[Dataset records]
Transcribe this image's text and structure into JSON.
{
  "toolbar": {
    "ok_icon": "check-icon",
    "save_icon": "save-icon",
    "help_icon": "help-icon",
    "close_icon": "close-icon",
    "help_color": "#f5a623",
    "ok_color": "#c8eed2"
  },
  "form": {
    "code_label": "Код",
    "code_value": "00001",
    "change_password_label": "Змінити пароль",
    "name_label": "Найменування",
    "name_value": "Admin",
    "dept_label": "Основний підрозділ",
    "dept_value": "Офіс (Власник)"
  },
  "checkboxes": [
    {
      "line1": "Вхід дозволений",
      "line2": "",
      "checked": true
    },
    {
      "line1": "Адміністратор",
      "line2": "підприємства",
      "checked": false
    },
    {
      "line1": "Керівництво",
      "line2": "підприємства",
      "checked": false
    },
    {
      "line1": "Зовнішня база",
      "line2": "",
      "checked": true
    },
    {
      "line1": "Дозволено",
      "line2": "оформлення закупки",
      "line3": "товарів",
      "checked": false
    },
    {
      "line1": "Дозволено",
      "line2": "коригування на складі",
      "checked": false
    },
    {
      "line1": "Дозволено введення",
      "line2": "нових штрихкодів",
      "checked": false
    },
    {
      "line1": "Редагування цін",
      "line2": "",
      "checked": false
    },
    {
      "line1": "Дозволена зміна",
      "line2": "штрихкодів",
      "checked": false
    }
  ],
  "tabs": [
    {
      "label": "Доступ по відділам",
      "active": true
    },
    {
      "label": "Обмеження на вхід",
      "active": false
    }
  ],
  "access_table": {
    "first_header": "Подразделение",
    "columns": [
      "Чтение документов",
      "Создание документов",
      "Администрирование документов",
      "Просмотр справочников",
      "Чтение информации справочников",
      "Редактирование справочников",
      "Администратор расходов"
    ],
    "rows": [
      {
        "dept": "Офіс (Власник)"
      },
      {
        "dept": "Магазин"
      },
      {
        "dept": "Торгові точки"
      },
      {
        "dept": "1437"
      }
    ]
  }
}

### What the task asks
Above are some records; repeat all of them exactly.

### Result
Transcribe this image's text and structure into JSON.
{
  "toolbar": {
    "ok_icon": "check-icon",
    "save_icon": "save-icon",
    "help_icon": "help-icon",
    "close_icon": "close-icon",
    "help_color": "#f5a623",
    "ok_color": "#c8eed2"
  },
  "form": {
    "code_label": "Код",
    "code_value": "00001",
    "change_password_label": "Змінити пароль",
    "name_label": "Найменування",
    "name_value": "Admin",
    "dept_label": "Основний підрозділ",
    "dept_value": "Офіс (Власник)"
  },
  "checkboxes": [
    {
      "line1": "Вхід дозволений",
      "line2": "",
      "checked": true
    },
    {
      "line1": "Адміністратор",
      "line2": "підприємства",
      "checked": false
    },
    {
      "line1": "Керівництво",
      "line2": "підприємства",
      "checked": false
    },
    {
      "line1": "Зовнішня база",
      "line2": "",
      "checked": true
    },
    {
      "line1": "Дозволено",
      "line2": "оформлення закупки",
      "line3": "товарів",
      "checked": false
    },
    {
      "line1": "Дозволено",
      "line2": "коригування на складі",
      "checked": false
    },
    {
      "line1": "Дозволено введення",
      "line2": "нових штрихкодів",
      "checked": false
    },
    {
      "line1": "Редагування цін",
      "line2": "",
      "checked": false
    },
    {
      "line1": "Дозволена зміна",
      "line2": "штрихкодів",
      "checked": false
    }
  ],
  "tabs": [
    {
      "label": "Доступ по відділам",
      "active": true
    },
    {
      "label": "Обмеження на вхід",
      "active": false
    }
  ],
  "access_table": {
    "first_header": "Подразделение",
    "columns": [
      "Чтение документов",
      "Создание документов",
      "Администрирование документов",
      "Просмотр справочников",
      "Чтение информации справочников",
      "Редактирование справочников",
      "Администратор расходов"
    ],
    "rows": [
      {
        "dept": "Офіс (Власник)"
      },
      {
        "dept": "Магазин"
      },
      {
        "dept": "Торгові точки"
      },
      {
        "dept": "1437"
      }
    ]
  }
}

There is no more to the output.